■ **Exercise instructions**:
Quote the lines below word for word, starting at the first line and ending at the line that contains "175, 22, 188]". Include both of those lines.

(Layout annotation records)
----------------------------------------
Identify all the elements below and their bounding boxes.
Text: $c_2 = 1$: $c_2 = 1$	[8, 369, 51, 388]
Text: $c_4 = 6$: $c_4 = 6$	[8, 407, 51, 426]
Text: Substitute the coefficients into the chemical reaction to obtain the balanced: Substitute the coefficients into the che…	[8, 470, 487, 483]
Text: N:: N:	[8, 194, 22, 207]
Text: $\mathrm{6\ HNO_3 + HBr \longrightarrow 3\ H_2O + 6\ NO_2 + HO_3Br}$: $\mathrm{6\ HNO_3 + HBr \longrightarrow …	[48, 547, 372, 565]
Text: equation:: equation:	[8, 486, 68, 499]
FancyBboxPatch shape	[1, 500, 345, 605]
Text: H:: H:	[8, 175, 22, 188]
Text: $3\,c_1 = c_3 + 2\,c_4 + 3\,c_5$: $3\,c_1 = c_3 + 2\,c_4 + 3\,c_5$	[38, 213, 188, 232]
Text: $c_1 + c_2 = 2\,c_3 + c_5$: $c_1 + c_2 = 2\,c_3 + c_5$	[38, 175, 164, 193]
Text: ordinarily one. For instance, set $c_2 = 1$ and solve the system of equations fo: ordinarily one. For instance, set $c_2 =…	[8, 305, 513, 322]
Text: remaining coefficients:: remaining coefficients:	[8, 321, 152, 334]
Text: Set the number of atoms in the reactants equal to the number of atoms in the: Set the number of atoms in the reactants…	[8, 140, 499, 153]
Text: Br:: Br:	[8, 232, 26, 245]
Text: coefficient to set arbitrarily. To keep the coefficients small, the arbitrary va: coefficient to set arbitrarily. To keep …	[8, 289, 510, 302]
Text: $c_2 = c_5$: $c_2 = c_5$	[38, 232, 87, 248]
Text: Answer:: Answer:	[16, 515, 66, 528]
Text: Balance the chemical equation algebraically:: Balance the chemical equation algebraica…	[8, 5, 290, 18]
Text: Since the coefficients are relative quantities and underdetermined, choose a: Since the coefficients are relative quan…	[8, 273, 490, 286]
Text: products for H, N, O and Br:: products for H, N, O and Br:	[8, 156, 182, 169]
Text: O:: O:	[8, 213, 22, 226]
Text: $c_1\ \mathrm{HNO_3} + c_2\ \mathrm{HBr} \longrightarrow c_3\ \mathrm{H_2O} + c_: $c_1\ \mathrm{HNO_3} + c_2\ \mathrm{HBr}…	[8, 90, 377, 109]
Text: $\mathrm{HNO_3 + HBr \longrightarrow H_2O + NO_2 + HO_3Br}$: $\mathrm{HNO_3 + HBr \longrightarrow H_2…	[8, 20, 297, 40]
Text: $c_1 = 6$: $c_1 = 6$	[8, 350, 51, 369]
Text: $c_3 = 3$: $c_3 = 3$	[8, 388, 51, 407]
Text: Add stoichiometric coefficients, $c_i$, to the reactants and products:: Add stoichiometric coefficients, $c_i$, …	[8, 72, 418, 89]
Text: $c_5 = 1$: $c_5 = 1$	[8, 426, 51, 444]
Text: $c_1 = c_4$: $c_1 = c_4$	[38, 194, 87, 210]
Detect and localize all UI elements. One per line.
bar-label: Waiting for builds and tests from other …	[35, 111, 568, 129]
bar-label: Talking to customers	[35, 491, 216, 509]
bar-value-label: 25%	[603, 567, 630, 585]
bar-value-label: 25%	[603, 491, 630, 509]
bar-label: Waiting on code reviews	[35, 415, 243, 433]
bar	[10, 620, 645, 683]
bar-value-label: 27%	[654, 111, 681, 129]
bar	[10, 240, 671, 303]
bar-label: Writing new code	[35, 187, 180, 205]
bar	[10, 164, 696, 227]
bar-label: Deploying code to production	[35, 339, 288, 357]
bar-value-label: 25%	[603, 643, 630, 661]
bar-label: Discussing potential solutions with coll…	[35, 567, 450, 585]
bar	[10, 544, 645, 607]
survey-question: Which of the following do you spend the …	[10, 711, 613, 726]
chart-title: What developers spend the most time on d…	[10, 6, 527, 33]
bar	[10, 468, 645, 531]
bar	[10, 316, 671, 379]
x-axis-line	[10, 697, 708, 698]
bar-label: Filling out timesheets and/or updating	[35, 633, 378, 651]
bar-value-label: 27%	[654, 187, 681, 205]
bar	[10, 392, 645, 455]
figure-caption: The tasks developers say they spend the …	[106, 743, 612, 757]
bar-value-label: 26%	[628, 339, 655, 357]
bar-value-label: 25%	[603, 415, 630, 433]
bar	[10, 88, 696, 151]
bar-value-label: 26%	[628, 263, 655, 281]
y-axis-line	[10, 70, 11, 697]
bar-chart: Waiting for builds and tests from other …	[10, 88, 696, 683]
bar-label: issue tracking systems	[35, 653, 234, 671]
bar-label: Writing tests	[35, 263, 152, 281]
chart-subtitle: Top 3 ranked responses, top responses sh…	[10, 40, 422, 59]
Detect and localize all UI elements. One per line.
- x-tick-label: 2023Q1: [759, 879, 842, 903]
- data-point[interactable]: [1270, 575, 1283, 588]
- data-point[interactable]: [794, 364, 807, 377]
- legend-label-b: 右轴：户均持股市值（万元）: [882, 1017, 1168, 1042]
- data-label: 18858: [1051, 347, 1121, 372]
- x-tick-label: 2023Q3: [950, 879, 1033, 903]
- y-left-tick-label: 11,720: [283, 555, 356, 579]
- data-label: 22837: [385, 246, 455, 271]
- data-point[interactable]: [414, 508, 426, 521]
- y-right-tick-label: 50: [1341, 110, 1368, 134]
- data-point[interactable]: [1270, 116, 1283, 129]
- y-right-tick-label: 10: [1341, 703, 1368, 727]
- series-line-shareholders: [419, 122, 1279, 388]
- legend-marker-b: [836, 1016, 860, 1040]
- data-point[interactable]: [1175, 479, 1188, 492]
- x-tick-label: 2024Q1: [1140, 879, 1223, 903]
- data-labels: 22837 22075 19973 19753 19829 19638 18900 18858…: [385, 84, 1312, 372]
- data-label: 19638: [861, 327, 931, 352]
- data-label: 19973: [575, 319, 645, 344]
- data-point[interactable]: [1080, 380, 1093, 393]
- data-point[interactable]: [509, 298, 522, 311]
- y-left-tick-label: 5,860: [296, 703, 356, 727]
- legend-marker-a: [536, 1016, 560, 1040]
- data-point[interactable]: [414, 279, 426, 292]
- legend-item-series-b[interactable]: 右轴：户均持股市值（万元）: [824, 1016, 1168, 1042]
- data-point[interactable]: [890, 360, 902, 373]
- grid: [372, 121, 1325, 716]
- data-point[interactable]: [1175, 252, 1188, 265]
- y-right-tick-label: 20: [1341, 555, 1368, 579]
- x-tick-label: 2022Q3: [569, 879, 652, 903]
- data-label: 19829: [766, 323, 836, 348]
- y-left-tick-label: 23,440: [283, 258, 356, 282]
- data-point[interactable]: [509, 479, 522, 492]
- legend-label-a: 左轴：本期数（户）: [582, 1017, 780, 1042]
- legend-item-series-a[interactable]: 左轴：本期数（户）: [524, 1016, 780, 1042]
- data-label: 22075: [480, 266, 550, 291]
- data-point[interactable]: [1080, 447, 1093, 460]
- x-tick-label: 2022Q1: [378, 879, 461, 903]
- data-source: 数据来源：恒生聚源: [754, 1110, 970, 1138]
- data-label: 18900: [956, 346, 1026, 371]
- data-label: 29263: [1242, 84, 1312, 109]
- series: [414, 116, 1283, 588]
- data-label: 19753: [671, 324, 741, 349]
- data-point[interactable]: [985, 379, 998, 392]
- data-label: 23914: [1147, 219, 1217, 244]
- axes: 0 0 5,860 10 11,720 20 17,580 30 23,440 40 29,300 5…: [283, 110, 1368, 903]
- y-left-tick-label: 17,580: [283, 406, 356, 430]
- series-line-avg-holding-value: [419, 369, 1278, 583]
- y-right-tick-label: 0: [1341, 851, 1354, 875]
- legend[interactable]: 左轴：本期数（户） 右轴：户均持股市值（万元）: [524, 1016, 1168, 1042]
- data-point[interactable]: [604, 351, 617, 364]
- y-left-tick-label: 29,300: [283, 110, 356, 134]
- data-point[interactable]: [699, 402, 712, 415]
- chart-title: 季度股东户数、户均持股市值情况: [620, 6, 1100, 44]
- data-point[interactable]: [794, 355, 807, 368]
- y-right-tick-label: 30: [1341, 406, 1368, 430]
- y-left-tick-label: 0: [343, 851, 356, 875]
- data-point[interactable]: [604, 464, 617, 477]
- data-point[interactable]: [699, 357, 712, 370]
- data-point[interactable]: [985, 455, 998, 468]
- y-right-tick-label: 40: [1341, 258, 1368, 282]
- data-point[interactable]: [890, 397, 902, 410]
----------------------------------------
■ **Finished exercise**:
Identify all the elements below and their bounding boxes.
Text: $c_2 = 1$: $c_2 = 1$	[8, 369, 51, 388]
Text: $c_4 = 6$: $c_4 = 6$	[8, 407, 51, 426]
Text: Substitute the coefficients into the chemical reaction to obtain the balanced: Substitute the coefficients into the che…	[8, 470, 487, 483]
Text: N:: N:	[8, 194, 22, 207]
Text: $\mathrm{6\ HNO_3 + HBr \longrightarrow 3\ H_2O + 6\ NO_2 + HO_3Br}$: $\mathrm{6\ HNO_3 + HBr \longrightarrow …	[48, 547, 372, 565]
Text: equation:: equation:	[8, 486, 68, 499]
FancyBboxPatch shape	[1, 500, 345, 605]
Text: H:: H:	[8, 175, 22, 188]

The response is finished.